> **The problem**
Omitting all pictures, print the lines of the listing from the one containing "Give me a plain-text" through the final line, both ends included, with no other text.

*** Extracted entries ***

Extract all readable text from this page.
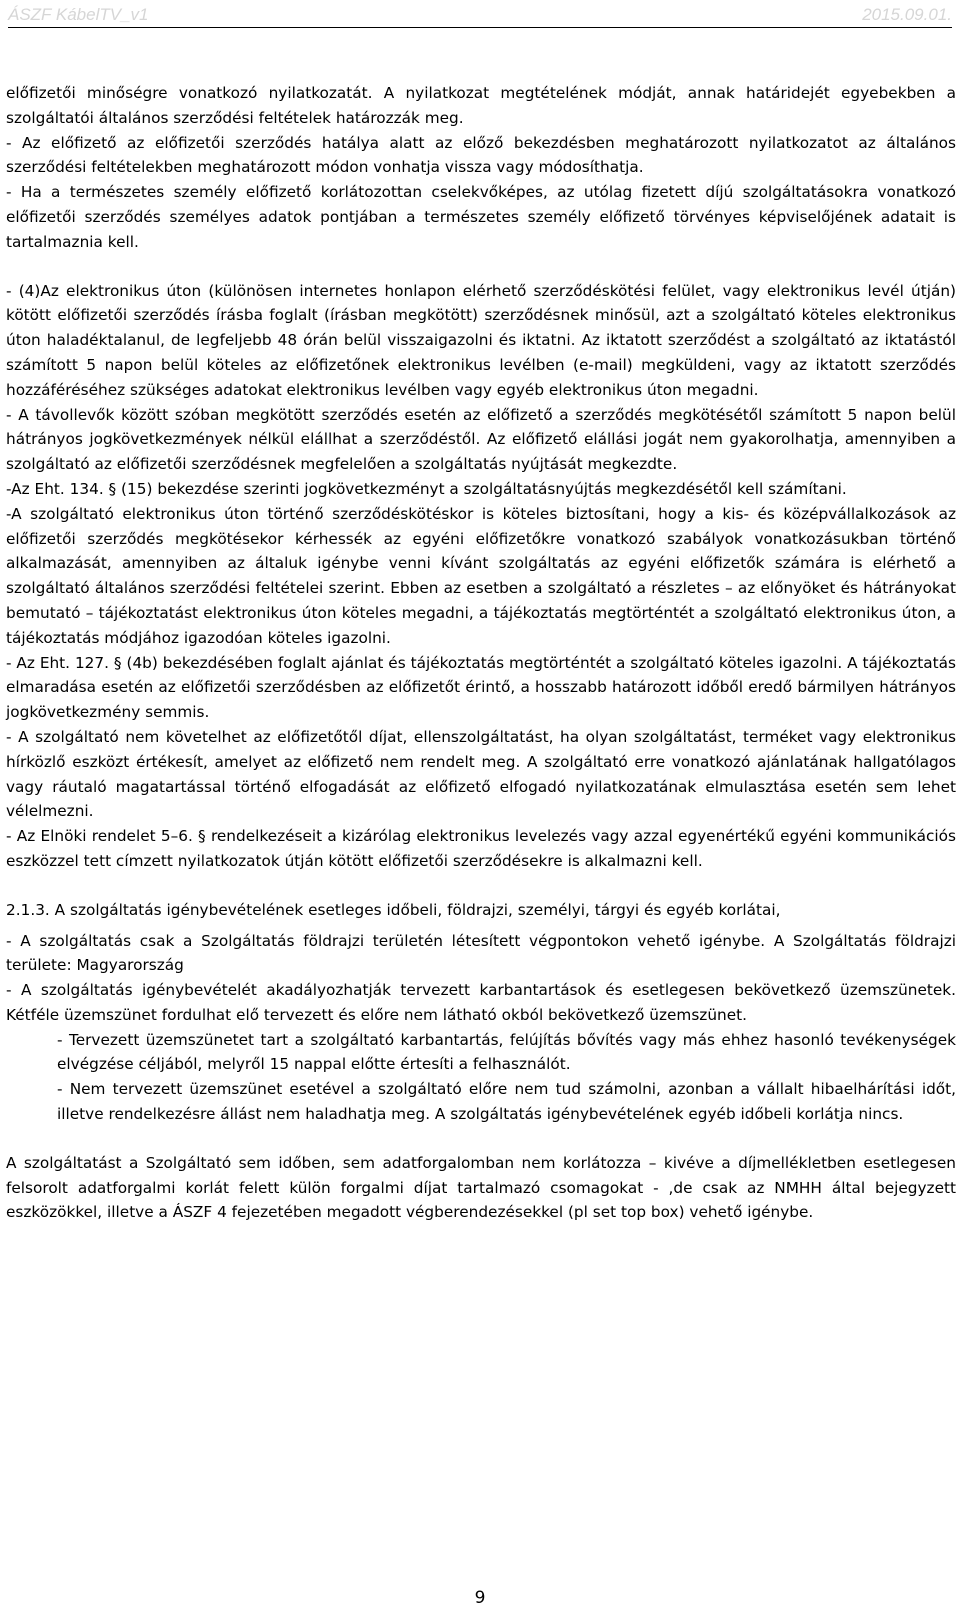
ÁSZF KábelTV_v1	2015.09.01.

előfizetői minőségre vonatkozó nyilatkozatát. A nyilatkozat megtételének módját, annak határidejét egyebekben a szolgáltatói általános szerződési feltételek határozzák meg.

- Az előfizető az előfizetői szerződés hatálya alatt az előző bekezdésben meghatározott nyilatkozatot az általános szerződési feltételekben meghatározott módon vonhatja vissza vagy módosíthatja.

- Ha a természetes személy előfizető korlátozottan cselekvőképes, az utólag fizetett díjú szolgáltatásokra vonatkozó előfizetői szerződés személyes adatok pontjában a természetes személy előfizető törvényes képviselőjének adatait is tartalmaznia kell.

- (4)Az elektronikus úton (különösen internetes honlapon elérhető szerződéskötési felület, vagy elektronikus levél útján) kötött előfizetői szerződés írásba foglalt (írásban megkötött) szerződésnek minősül, azt a szolgáltató köteles elektronikus úton haladéktalanul, de legfeljebb 48 órán belül visszaigazolni és iktatni. Az iktatott szerződést a szolgáltató az iktatástól számított 5 napon belül köteles az előfizetőnek elektronikus levélben (e-mail) megküldeni, vagy az iktatott szerződés hozzáféréséhez szükséges adatokat elektronikus levélben vagy egyéb elektronikus úton megadni.

- A távollevők között szóban megkötött szerződés esetén az előfizető a szerződés megkötésétől számított 5 napon belül hátrányos jogkövetkezmények nélkül elállhat a szerződéstől. Az előfizető elállási jogát nem gyakorolhatja, amennyiben a szolgáltató az előfizetői szerződésnek megfelelően a szolgáltatás nyújtását megkezdte.

-Az Eht. 134. § (15) bekezdése szerinti jogkövetkezményt a szolgáltatásnyújtás megkezdésétől kell számítani.

-A szolgáltató elektronikus úton történő szerződéskötéskor is köteles biztosítani, hogy a kis- és középvállalkozások az előfizetői szerződés megkötésekor kérhessék az egyéni előfizetőkre vonatkozó szabályok vonatkozásukban történő alkalmazását, amennyiben az általuk igénybe venni kívánt szolgáltatás az egyéni előfizetők számára is elérhető a szolgáltató általános szerződési feltételei szerint. Ebben az esetben a szolgáltató a részletes – az előnyöket és hátrányokat bemutató – tájékoztatást elektronikus úton köteles megadni, a tájékoztatás megtörténtét a szolgáltató elektronikus úton, a tájékoztatás módjához igazodóan köteles igazolni.

- Az Eht. 127. § (4b) bekezdésében foglalt ajánlat és tájékoztatás megtörténtét a szolgáltató köteles igazolni. A tájékoztatás elmaradása esetén az előfizetői szerződésben az előfizetőt érintő, a hosszabb határozott időből eredő bármilyen hátrányos jogkövetkezmény semmis.

- A szolgáltató nem követelhet az előfizetőtől díjat, ellenszolgáltatást, ha olyan szolgáltatást, terméket vagy elektronikus hírközlő eszközt értékesít, amelyet az előfizető nem rendelt meg. A szolgáltató erre vonatkozó ajánlatának hallgatólagos vagy ráutaló magatartással történő elfogadását az előfizető elfogadó nyilatkozatának elmulasztása esetén sem lehet vélelmezni.

- Az Elnöki rendelet 5–6. § rendelkezéseit a kizárólag elektronikus levelezés vagy azzal egyenértékű egyéni kommunikációs eszközzel tett címzett nyilatkozatok útján kötött előfizetői szerződésekre is alkalmazni kell.

2.1.3. A szolgáltatás igénybevételének esetleges időbeli, földrajzi, személyi, tárgyi és egyéb korlátai,

- A szolgáltatás csak a Szolgáltatás földrajzi területén létesített végpontokon vehető igénybe. A Szolgáltatás földrajzi területe: Magyarország

- A szolgáltatás igénybevételét akadályozhatják tervezett karbantartások és esetlegesen bekövetkező üzemszünetek. Kétféle üzemszünet fordulhat elő tervezett és előre nem látható okból bekövetkező üzemszünet.

- Tervezett üzemszünetet tart a szolgáltató karbantartás, felújítás bővítés vagy más ehhez hasonló tevékenységek elvégzése céljából, melyről 15 nappal előtte értesíti a felhasználót.

- Nem tervezett üzemszünet esetével a szolgáltató előre nem tud számolni, azonban a vállalt hibaelhárítási időt, illetve rendelkezésre állást nem haladhatja meg. A szolgáltatás igénybevételének egyéb időbeli korlátja nincs.

A szolgáltatást a Szolgáltató sem időben, sem adatforgalomban nem korlátozza – kivéve a díjmellékletben esetlegesen felsorolt adatforgalmi korlát felett külön forgalmi díjat tartalmazó csomagokat - ,de csak az NMHH által bejegyzett eszközökkel, illetve a ÁSZF 4 fejezetében megadott végberendezésekkel (pl set top box) vehető igénybe.

9
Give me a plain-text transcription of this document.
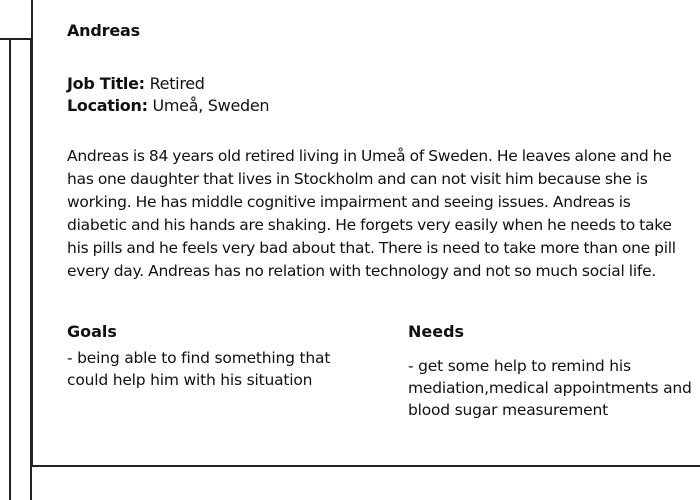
Andreas
Job Title: Retired
Location: Umeå, Sweden
Andreas is 84 years old retired living in Umeå of Sweden. He leaves alone and he has one daughter that lives in Stockholm and can not visit him because she is working. He has middle cognitive impairment and seeing issues. Andreas is diabetic and his hands are shaking. He forgets very easily when he needs to take his pills and he feels very bad about that. There is need to take more than one pill every day. Andreas has no relation with technology and not so much social life.
Goals
- being able to find something that could help him with his situation
Needs
- get some help to remind his mediation,medical appointments and blood sugar measurement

***

> **Response to the exercise**
Give me a plain-text transcription of this document.
Andreas
Job Title: Retired
Location: Umeå, Sweden
Andreas is 84 years old retired living in Umeå of Sweden. He leaves alone and he has one daughter that lives in Stockholm and can not visit him because she is working. He has middle cognitive impairment and seeing issues. Andreas is diabetic and his hands are shaking. He forgets very easily when he needs to take his pills and he feels very bad about that. There is need to take more than one pill every day. Andreas has no relation with technology and not so much social life.
Goals
- being able to find something that could help him with his situation
Needs
- get some help to remind his mediation,medical appointments and blood sugar measurement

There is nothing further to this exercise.